[Dataset entries]
* Start *
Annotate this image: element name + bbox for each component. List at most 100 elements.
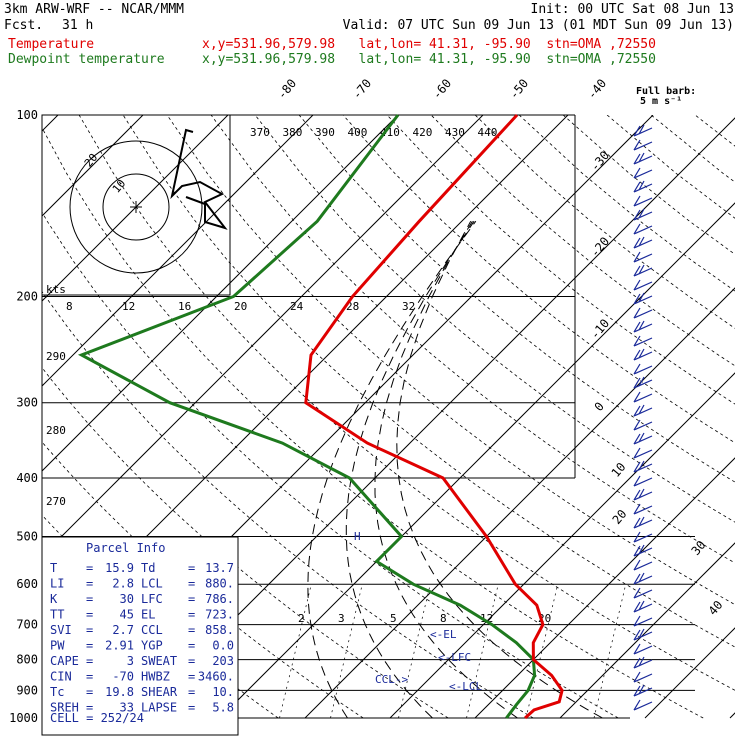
parcel-field-name: CIN — [50, 670, 72, 684]
wind-barb-flag — [633, 251, 641, 263]
dry-adiabat — [42, 126, 704, 719]
dry-adiabat — [42, 211, 619, 719]
parcel-field-name: PW — [50, 639, 65, 653]
mixing-ratio-line — [279, 584, 312, 719]
wind-barb-shaft — [633, 421, 653, 431]
theta-label: 380 — [283, 126, 303, 139]
parcel-equals: = — [188, 623, 195, 637]
parcel-equals: = — [188, 561, 195, 575]
wind-barb-flag — [638, 264, 645, 275]
wind-barb-flag — [633, 167, 641, 179]
isotherm-label: -30 — [588, 148, 613, 174]
wind-barb-flag — [638, 208, 645, 219]
wind-barb — [633, 152, 653, 165]
isotherm-line — [474, 457, 735, 719]
pressure-label-200: 200 — [16, 290, 38, 304]
wind-barb-flag — [638, 684, 645, 695]
parcel-field-name: TT — [50, 608, 64, 622]
barb-legend-line1: Full barb: — [636, 86, 696, 97]
isotherm-label: -10 — [588, 316, 613, 342]
wind-barb-flag — [633, 447, 641, 459]
wind-barb-shaft — [633, 253, 653, 263]
wind-barb-flag — [633, 335, 641, 347]
wind-barb — [633, 559, 653, 571]
dry-adiabat — [298, 115, 735, 483]
parcel-equals: = — [86, 685, 93, 699]
wind-barb-flag — [633, 405, 641, 417]
parcel-equals: = — [86, 577, 93, 591]
wind-barb-flag — [633, 419, 641, 431]
wind-barb — [633, 335, 653, 347]
wind-barb-shaft — [633, 631, 653, 641]
wind-barb — [633, 139, 653, 151]
wind-barb-flag — [633, 209, 641, 221]
wind-barb-flag — [633, 293, 641, 305]
parcel-field-value: 786. — [205, 592, 234, 606]
wind-barb-flag — [633, 629, 641, 641]
isotherm-line — [42, 115, 229, 302]
wind-barb-shaft — [633, 351, 653, 361]
wind-barb-flag — [633, 545, 641, 557]
parcel-field-value: 45 — [120, 608, 134, 622]
wind-barb-shaft — [633, 239, 653, 249]
parcel-field-name: K — [50, 592, 58, 606]
pressure-label-700: 700 — [16, 618, 38, 632]
valid-time: Valid: 07 UTC Sun 09 Jun 13 (01 MDT Sun … — [342, 18, 734, 33]
wind-barb-shaft — [633, 127, 653, 137]
pressure-label-1000: 1000 — [9, 711, 38, 725]
dry-adiabat — [430, 115, 735, 367]
dry-adiabat — [210, 115, 735, 564]
wind-barb-flag — [633, 643, 641, 655]
wind-barb — [633, 404, 653, 417]
parcel-field-value: 2.7 — [112, 623, 134, 637]
lcl-marker: <-LCL — [449, 680, 482, 693]
wind-barb-shaft — [633, 435, 653, 445]
wind-barb-flag — [638, 656, 645, 667]
isotherm-label: -40 — [585, 76, 610, 102]
hodograph: 20 10 kts — [41, 114, 231, 296]
hodograph-ring-label-10: 10 — [110, 177, 128, 196]
parcel-field-name: Td — [141, 561, 155, 575]
lfc-marker: <-LFC — [438, 651, 471, 664]
wind-barb — [633, 264, 653, 277]
mixing-ratio-label: 2 — [298, 612, 305, 625]
wind-barb-flag — [638, 432, 645, 443]
parcel-field-name: LCL — [141, 577, 163, 591]
wind-barb-shaft — [633, 491, 653, 501]
wind-barb — [633, 180, 653, 193]
wind-barb-flag — [633, 601, 641, 613]
parcel-field-value: 15.9 — [105, 561, 134, 575]
wind-barb-flag — [638, 628, 645, 639]
temperature-location: x,y=531.96,579.98 lat,lon= 41.31, -95.90… — [202, 37, 656, 52]
wind-barb-shaft — [633, 659, 653, 669]
isotherm-line — [42, 115, 484, 557]
isotherm-line — [42, 115, 399, 472]
theta-label-left: 270 — [46, 495, 66, 508]
hodograph-trace — [170, 128, 228, 230]
parcel-field-name: SWEAT — [141, 654, 177, 668]
isotherm-line — [644, 627, 735, 719]
parcel-equals: = — [188, 685, 195, 699]
wind-barb-shaft — [633, 183, 653, 193]
parcel-field-name: CAPE — [50, 654, 79, 668]
dry-adiabat — [694, 115, 735, 147]
model-title: 3km ARW-WRF -- NCAR/MMM — [4, 2, 185, 17]
wind-barb — [633, 587, 653, 599]
wind-barb — [633, 684, 653, 697]
parcel-field-name: Tc — [50, 685, 64, 699]
moist-adiabat — [307, 220, 477, 719]
parcel-field-name: CCL — [141, 623, 163, 637]
wind-barb-flag — [638, 572, 645, 583]
parcel-info-box: Parcel Info T = 15.9 Td = 13.7 LI = 2.8 LCL = 880. K… — [41, 536, 239, 736]
wind-barb-flag — [633, 685, 641, 697]
isotherm-line — [219, 202, 735, 719]
forecast-hour: 31 h — [62, 18, 94, 33]
pressure-label-100: 100 — [16, 108, 38, 122]
parcel-equals: = — [86, 561, 93, 575]
wind-barb-shaft — [633, 477, 653, 487]
isotherm-label: -60 — [430, 76, 455, 102]
parcel-field-value: 880. — [205, 577, 234, 591]
wind-barb-flag — [633, 615, 641, 627]
mixing-ratio-label: 3 — [338, 612, 345, 625]
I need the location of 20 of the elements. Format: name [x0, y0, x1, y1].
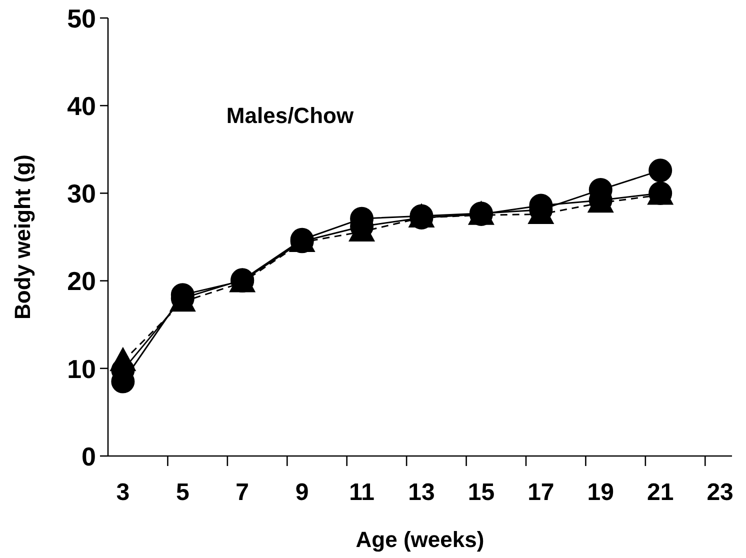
x-tick-label: 23 [706, 479, 734, 506]
x-tick-label: 17 [528, 479, 554, 506]
y-tick-label: 50 [67, 3, 96, 34]
y-tick-label: 40 [67, 90, 96, 121]
x-tick-label: 5 [176, 479, 190, 506]
x-tick-label: 3 [116, 479, 130, 506]
y-axis-title: Body weight (g) [10, 154, 35, 320]
x-tick-label: 13 [408, 479, 435, 506]
y-tick-label: 0 [82, 441, 96, 472]
y-tick-label: 30 [67, 178, 96, 209]
y-tick-label: 10 [67, 354, 96, 384]
x-tick-label: 15 [468, 479, 495, 506]
x-tick-label: 9 [295, 479, 309, 506]
x-tick-label: 7 [236, 479, 250, 506]
x-axis-title: Age (weeks) [356, 527, 484, 552]
x-tick-label: 11 [349, 479, 374, 506]
text: Males/Chow [226, 103, 354, 128]
y-tick-label: 20 [67, 266, 96, 296]
x-tick-label: 19 [587, 479, 614, 506]
x-tick-label: 21 [646, 479, 674, 506]
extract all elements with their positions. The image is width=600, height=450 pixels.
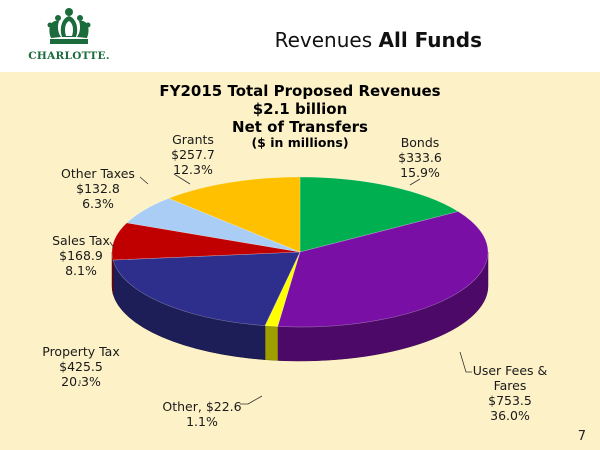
- slice-label-line: 6.3%: [82, 196, 114, 211]
- slice-user-fees-fares: [277, 211, 489, 328]
- slice-label-line: $132.8: [76, 181, 120, 196]
- slice-sales-tax: [111, 222, 301, 261]
- slice-label-line: $168.9: [59, 248, 103, 263]
- chart-panel: FY2015 Total Proposed Revenues $2.1 billi…: [0, 72, 600, 450]
- slice-label-line: Property Tax: [42, 344, 120, 359]
- slice-label-line: Sales Tax: [52, 233, 110, 248]
- logo-wordmark: CHARLOTTE.: [28, 50, 110, 62]
- slice-label-sales-tax: Sales Tax $168.9 8.1%: [52, 233, 110, 278]
- leader-lines: [79, 173, 472, 405]
- slice-label-line: User Fees &: [473, 363, 548, 378]
- chart-title-line: $2.1 billion: [253, 100, 348, 118]
- leader-line-grants: [173, 173, 191, 185]
- slide-title-plain: Revenues: [274, 28, 379, 52]
- pie-sides: [111, 251, 489, 362]
- slice-label-line: 1.1%: [186, 414, 218, 429]
- slice-label-line: $257.7: [171, 147, 215, 162]
- slice-label-line: 36.0%: [490, 408, 530, 423]
- slide-header: CHARLOTTE. Revenues All Funds: [0, 0, 600, 70]
- chart-title-line: FY2015 Total Proposed Revenues: [159, 82, 440, 100]
- slice-labels: Bonds $333.6 15.9% User Fees & Fares $753.5 36…: [42, 132, 547, 429]
- slice-label-line: 20.3%: [61, 374, 101, 389]
- slice-bonds: [299, 176, 460, 253]
- slice-label-other: Other, $22.6 1.1%: [162, 399, 241, 429]
- slice-label-line: Other, $22.6: [162, 399, 241, 414]
- pie-slices: [111, 176, 489, 328]
- slice-label-line: $753.5: [488, 393, 532, 408]
- slice-label-bonds: Bonds $333.6 15.9%: [398, 135, 442, 180]
- slice-label-other-taxes: Other Taxes $132.8 6.3%: [61, 166, 135, 211]
- slice-label-line: 12.3%: [173, 162, 213, 177]
- leader-line-bonds: [409, 178, 421, 186]
- slice-other: [264, 251, 301, 327]
- charlotte-logo: CHARLOTTE.: [14, 6, 124, 66]
- leader-line-other: [240, 395, 263, 405]
- slice-other-taxes: [126, 197, 301, 253]
- slice-label-user-fees-fares: User Fees & Fares $753.5 36.0%: [473, 363, 548, 423]
- slice-label-line: Bonds: [401, 135, 440, 150]
- slice-label-property-tax: Property Tax $425.5 20.3%: [42, 344, 120, 389]
- leader-line-other-taxes: [139, 176, 149, 185]
- slice-grants: [167, 176, 301, 253]
- slice-label-line: 8.1%: [65, 263, 97, 278]
- page-number: 7: [577, 429, 586, 444]
- slice-label-line: $333.6: [398, 150, 442, 165]
- slice-label-line: 15.9%: [400, 165, 440, 180]
- chart-title-line: ($ in millions): [251, 135, 348, 150]
- chart-title-line: Net of Transfers: [232, 118, 368, 136]
- chart-title: FY2015 Total Proposed Revenues$2.1 billi…: [159, 82, 440, 150]
- slice-label-line: $425.5: [59, 359, 103, 374]
- slice-property-tax: [112, 251, 301, 327]
- slice-label-grants: Grants $257.7 12.3%: [171, 132, 215, 177]
- slice-label-line: Fares: [494, 378, 527, 393]
- slice-label-line: Grants: [172, 132, 214, 147]
- pie-chart: FY2015 Total Proposed Revenues$2.1 billi…: [42, 82, 547, 429]
- slice-side-other: [264, 325, 278, 361]
- slice-label-line: Other Taxes: [61, 166, 135, 181]
- slide-title: Revenues All Funds: [275, 28, 482, 52]
- leader-line-sales-tax: [109, 241, 115, 249]
- leader-line-user-fees-fares: [459, 351, 472, 373]
- crown-icon: [47, 8, 91, 44]
- slide-title-bold: All Funds: [378, 28, 482, 52]
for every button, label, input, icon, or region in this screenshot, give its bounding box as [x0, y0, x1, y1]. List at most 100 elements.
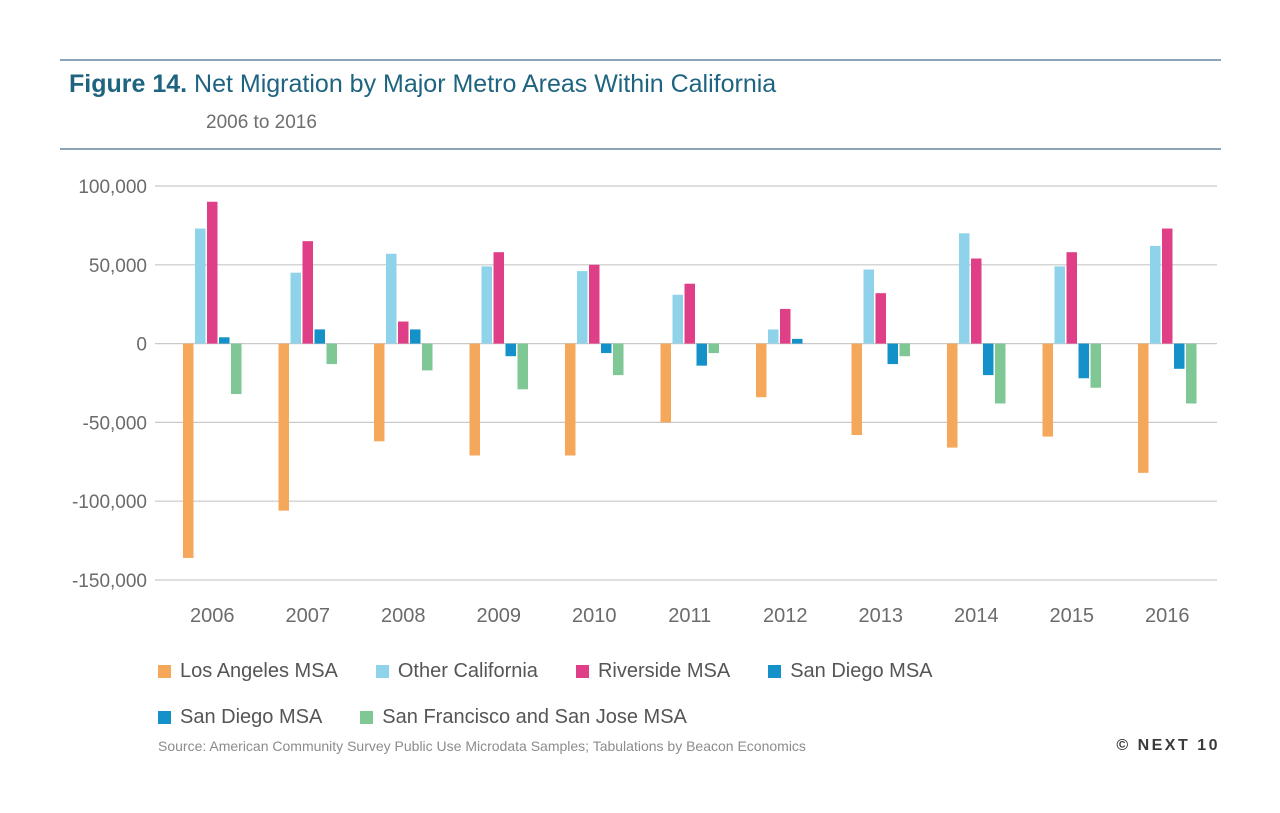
* End *
:: Set task ::
Format the lines of the listing as a JSON list of strings, one string per line with blank lines omitted. Begin with the line containing "x-tick-label: 23 [706, 479, 734, 506]" and continue through the line containing "extract all elements", including both of those lines.

:: Answer for the task ::
[
  "x-tick-label: 23 [706, 479, 734, 506]",
  "x-tick-label: 17 [528, 479, 554, 506]",
  "y-tick-label: 50 [67, 3, 96, 34]",
  "y-tick-label: 40 [67, 90, 96, 121]",
  "x-tick-label: 5 [176, 479, 190, 506]",
  "x-tick-label: 3 [116, 479, 130, 506]",
  "y-axis-title: Body weight (g) [10, 154, 35, 320]",
  "x-tick-label: 13 [408, 479, 435, 506]",
  "y-tick-label: 0 [82, 441, 96, 472]",
  "y-tick-label: 30 [67, 178, 96, 209]",
  "y-tick-label: 10 [67, 354, 96, 384]",
  "x-tick-label: 15 [468, 479, 495, 506]",
  "x-tick-label: 9 [295, 479, 309, 506]",
  "x-tick-label: 7 [236, 479, 250, 506]",
  "x-axis-title: Age (weeks) [356, 527, 484, 552]",
  "x-tick-label: 11 [349, 479, 374, 506]",
  "text: Males/Chow [226, 103, 354, 128]",
  "y-tick-label: 20 [67, 266, 96, 296]",
  "x-tick-label: 19 [587, 479, 614, 506]",
  "x-tick-label: 21 [646, 479, 674, 506]",
  "extract all elements with their positions. The image is width=600, height=450 pixels."
]